[Data items]

····················

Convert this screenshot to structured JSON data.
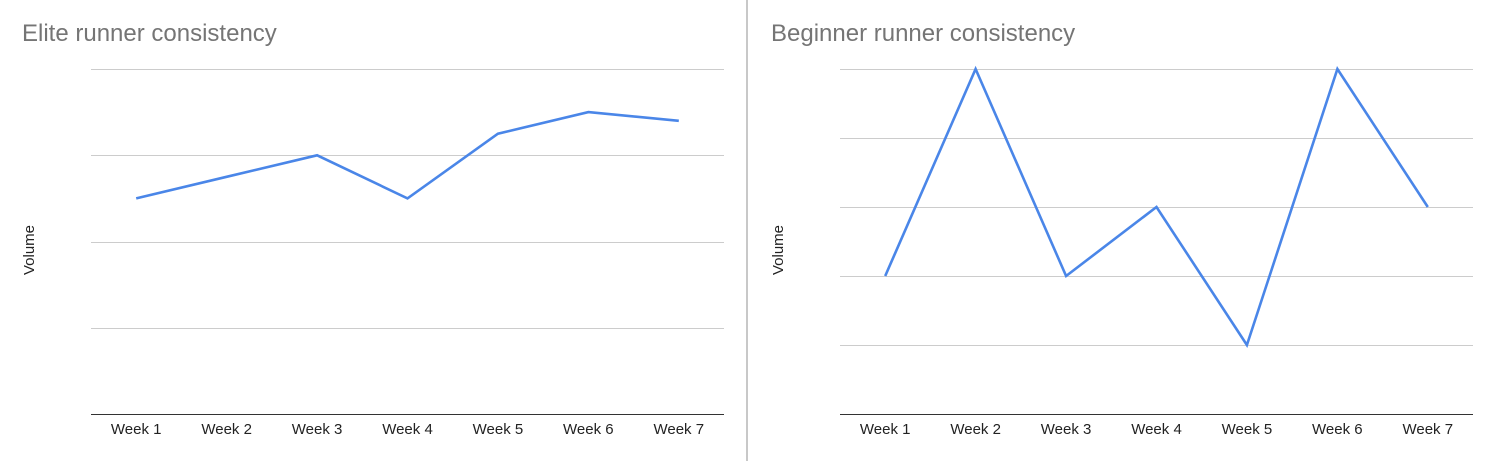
{
  "chart_data": [
    {
      "type": "line",
      "title": "Elite runner consistency",
      "xlabel": "",
      "ylabel": "Volume",
      "categories": [
        "Week 1",
        "Week 2",
        "Week 3",
        "Week 4",
        "Week 5",
        "Week 6",
        "Week 7"
      ],
      "series": [
        {
          "values": [
            2.5,
            2.75,
            3.0,
            2.5,
            3.25,
            3.5,
            3.4
          ]
        }
      ],
      "ylim": [
        0,
        4
      ],
      "ytick_count": 5,
      "grid": true,
      "legend": "none",
      "color": "#4a86e8"
    },
    {
      "type": "line",
      "title": "Beginner runner consistency",
      "xlabel": "",
      "ylabel": "Volume",
      "categories": [
        "Week 1",
        "Week 2",
        "Week 3",
        "Week 4",
        "Week 5",
        "Week 6",
        "Week 7"
      ],
      "series": [
        {
          "values": [
            2,
            5,
            2,
            3,
            1,
            5,
            3
          ]
        }
      ],
      "ylim": [
        0,
        5
      ],
      "ytick_count": 6,
      "grid": true,
      "legend": "none",
      "color": "#4a86e8"
    }
  ]
}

····················

__Your objective__: Retype all the records shown above, character for character. Omit every picture.

__Written solution__:
Convert this screenshot to structured JSON data.
{
  "chart_data": [
    {
      "type": "line",
      "title": "Elite runner consistency",
      "xlabel": "",
      "ylabel": "Volume",
      "categories": [
        "Week 1",
        "Week 2",
        "Week 3",
        "Week 4",
        "Week 5",
        "Week 6",
        "Week 7"
      ],
      "series": [
        {
          "values": [
            2.5,
            2.75,
            3.0,
            2.5,
            3.25,
            3.5,
            3.4
          ]
        }
      ],
      "ylim": [
        0,
        4
      ],
      "ytick_count": 5,
      "grid": true,
      "legend": "none",
      "color": "#4a86e8"
    },
    {
      "type": "line",
      "title": "Beginner runner consistency",
      "xlabel": "",
      "ylabel": "Volume",
      "categories": [
        "Week 1",
        "Week 2",
        "Week 3",
        "Week 4",
        "Week 5",
        "Week 6",
        "Week 7"
      ],
      "series": [
        {
          "values": [
            2,
            5,
            2,
            3,
            1,
            5,
            3
          ]
        }
      ],
      "ylim": [
        0,
        5
      ],
      "ytick_count": 6,
      "grid": true,
      "legend": "none",
      "color": "#4a86e8"
    }
  ]
}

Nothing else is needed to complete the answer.